<<<<
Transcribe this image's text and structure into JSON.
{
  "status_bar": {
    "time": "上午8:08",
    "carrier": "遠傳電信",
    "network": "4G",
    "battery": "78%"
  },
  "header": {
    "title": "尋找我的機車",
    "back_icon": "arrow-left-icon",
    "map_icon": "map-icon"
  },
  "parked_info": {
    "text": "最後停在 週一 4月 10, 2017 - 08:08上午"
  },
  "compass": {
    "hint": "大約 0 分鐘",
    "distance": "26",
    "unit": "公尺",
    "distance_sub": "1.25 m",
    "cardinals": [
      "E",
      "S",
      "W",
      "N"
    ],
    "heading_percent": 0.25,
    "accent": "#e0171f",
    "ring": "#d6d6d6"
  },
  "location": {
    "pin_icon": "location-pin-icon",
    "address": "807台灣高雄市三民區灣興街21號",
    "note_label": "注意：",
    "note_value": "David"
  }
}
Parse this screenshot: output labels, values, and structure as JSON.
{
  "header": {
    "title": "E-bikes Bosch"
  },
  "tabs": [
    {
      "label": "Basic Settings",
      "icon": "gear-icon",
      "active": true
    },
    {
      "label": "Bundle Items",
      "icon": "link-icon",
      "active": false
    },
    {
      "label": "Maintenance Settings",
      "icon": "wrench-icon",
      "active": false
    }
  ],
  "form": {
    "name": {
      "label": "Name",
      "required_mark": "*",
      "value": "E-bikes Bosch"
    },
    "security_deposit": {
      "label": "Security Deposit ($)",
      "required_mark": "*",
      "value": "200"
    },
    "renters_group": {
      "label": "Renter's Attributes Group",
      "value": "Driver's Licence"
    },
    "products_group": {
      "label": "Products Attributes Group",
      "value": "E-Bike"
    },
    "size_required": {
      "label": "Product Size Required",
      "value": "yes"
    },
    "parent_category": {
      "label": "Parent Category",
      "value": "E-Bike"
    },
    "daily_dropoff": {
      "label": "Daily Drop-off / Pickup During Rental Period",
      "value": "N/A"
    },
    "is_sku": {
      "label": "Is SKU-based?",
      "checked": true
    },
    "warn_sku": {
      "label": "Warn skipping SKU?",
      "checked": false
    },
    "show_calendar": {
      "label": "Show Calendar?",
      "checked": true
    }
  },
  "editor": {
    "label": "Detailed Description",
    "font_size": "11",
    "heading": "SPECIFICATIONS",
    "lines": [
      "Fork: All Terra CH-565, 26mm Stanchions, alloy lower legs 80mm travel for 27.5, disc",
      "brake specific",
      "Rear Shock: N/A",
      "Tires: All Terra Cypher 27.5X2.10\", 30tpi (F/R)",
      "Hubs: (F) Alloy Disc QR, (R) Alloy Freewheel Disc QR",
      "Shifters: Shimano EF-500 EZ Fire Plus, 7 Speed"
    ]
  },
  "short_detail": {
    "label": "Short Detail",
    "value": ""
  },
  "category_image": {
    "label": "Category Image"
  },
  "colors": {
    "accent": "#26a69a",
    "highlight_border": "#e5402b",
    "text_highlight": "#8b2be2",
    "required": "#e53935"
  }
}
>>>>
<<<<
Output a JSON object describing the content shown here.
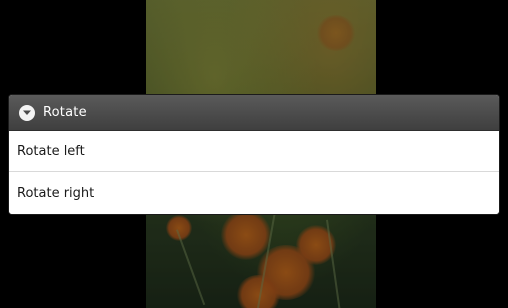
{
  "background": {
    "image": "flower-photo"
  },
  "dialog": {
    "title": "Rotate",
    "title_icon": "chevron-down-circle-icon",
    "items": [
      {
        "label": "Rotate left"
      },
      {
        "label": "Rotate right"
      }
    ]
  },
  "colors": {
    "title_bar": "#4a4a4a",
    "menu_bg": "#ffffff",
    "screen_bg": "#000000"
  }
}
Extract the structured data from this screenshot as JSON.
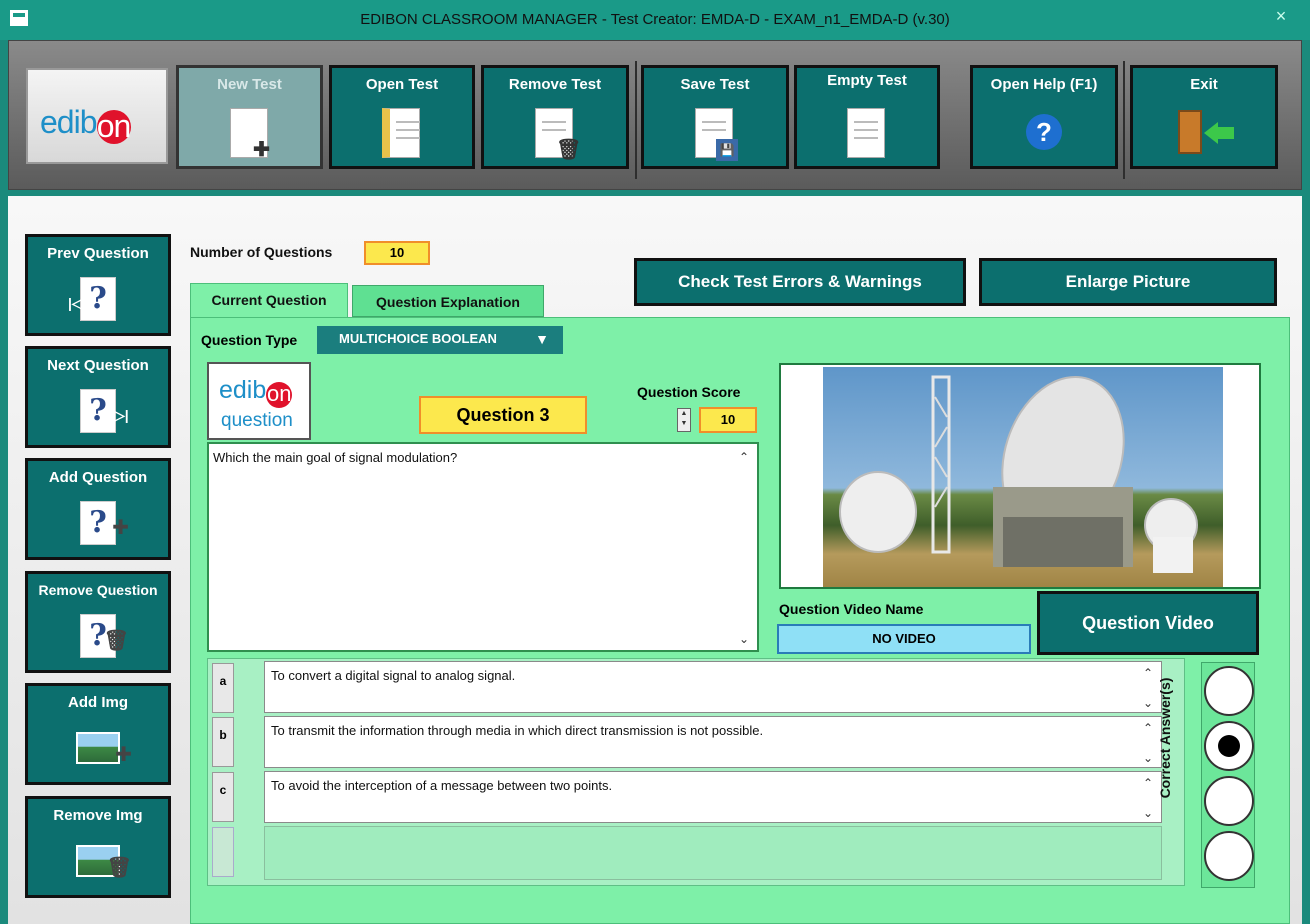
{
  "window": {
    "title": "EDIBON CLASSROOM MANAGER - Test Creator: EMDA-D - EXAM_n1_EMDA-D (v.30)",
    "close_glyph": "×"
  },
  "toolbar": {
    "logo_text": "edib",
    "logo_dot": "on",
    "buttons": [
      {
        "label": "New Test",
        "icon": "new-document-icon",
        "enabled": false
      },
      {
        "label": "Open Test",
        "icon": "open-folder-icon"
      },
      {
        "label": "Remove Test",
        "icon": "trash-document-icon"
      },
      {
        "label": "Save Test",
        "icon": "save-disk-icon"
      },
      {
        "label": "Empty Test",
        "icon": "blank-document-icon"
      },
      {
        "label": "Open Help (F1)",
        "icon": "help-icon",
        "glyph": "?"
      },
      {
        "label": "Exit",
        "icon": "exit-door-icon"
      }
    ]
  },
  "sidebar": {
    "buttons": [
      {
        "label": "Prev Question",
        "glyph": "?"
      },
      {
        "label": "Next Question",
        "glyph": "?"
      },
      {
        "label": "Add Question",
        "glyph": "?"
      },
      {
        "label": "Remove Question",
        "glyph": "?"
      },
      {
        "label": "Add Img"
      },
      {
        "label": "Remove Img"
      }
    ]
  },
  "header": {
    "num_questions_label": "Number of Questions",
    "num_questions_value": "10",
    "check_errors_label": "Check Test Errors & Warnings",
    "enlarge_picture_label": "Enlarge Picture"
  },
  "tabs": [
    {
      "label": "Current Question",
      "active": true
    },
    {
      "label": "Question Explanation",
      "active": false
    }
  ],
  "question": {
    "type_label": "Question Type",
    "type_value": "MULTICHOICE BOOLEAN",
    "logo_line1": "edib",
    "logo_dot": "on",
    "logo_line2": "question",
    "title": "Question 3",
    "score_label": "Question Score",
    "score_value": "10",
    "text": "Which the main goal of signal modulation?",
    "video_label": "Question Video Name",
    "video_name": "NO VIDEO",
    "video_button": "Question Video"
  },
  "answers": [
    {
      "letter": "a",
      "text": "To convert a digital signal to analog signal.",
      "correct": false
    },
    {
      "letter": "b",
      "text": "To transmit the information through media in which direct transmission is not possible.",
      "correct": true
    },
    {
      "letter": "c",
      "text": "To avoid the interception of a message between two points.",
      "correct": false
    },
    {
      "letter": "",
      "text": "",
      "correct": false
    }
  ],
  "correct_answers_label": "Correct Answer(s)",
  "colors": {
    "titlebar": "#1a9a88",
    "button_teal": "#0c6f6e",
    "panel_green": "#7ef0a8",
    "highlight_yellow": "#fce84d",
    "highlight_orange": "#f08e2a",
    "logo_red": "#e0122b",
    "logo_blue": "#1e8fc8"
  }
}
>>>>
<<<<
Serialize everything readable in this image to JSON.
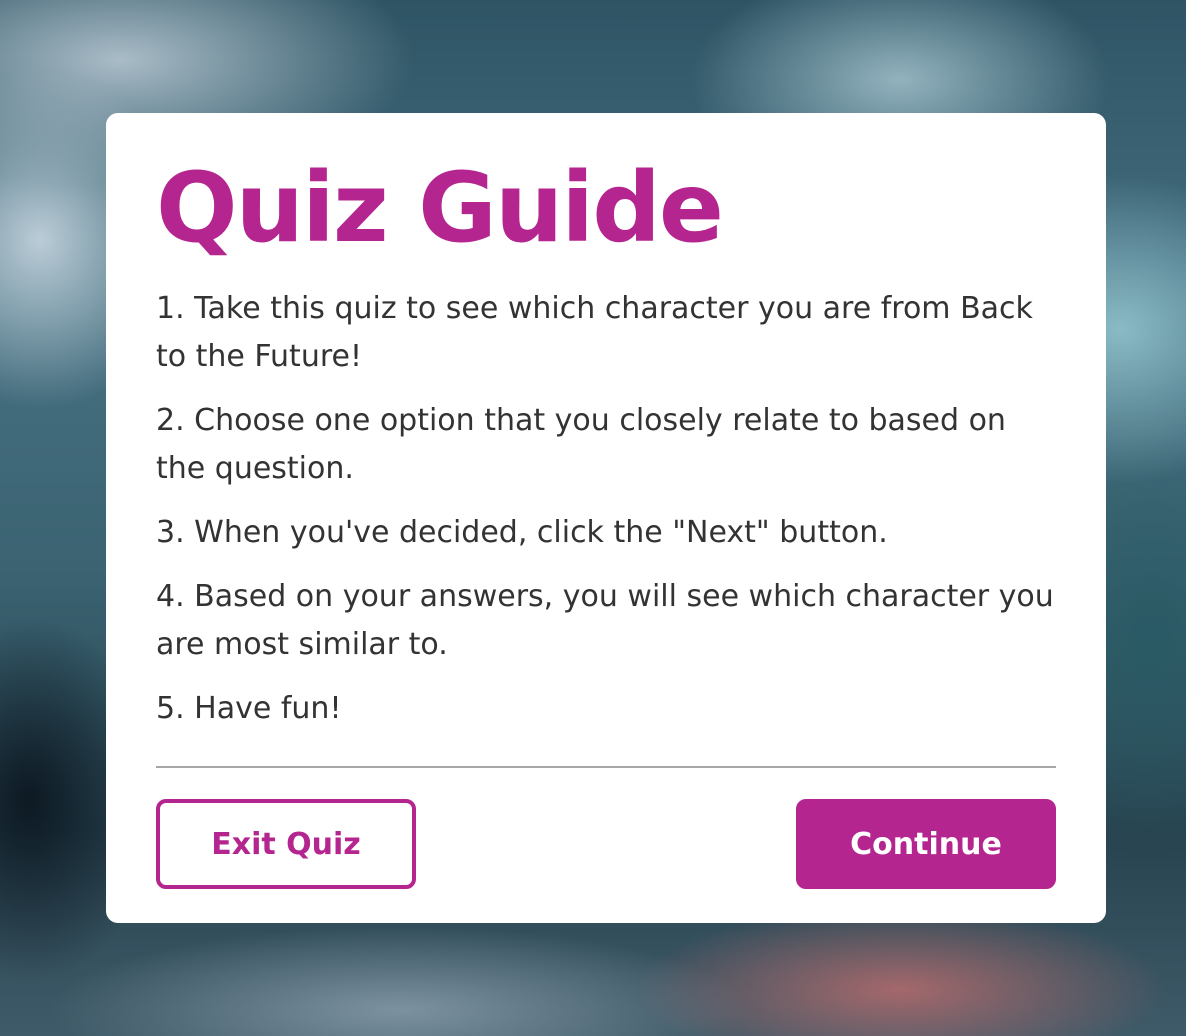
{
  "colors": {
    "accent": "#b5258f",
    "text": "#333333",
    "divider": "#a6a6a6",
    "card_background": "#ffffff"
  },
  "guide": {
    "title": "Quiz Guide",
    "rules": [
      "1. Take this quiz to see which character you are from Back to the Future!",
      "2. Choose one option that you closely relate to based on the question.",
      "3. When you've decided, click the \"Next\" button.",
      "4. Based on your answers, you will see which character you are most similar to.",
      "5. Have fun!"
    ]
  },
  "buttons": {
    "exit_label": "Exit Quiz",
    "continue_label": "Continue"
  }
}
>>>>
> Your goal
Locate all lines in the listing above with the word "left". Copy them.

> Final result
    "back_icon": "arrow-left-icon",
        "label": "Rotate left"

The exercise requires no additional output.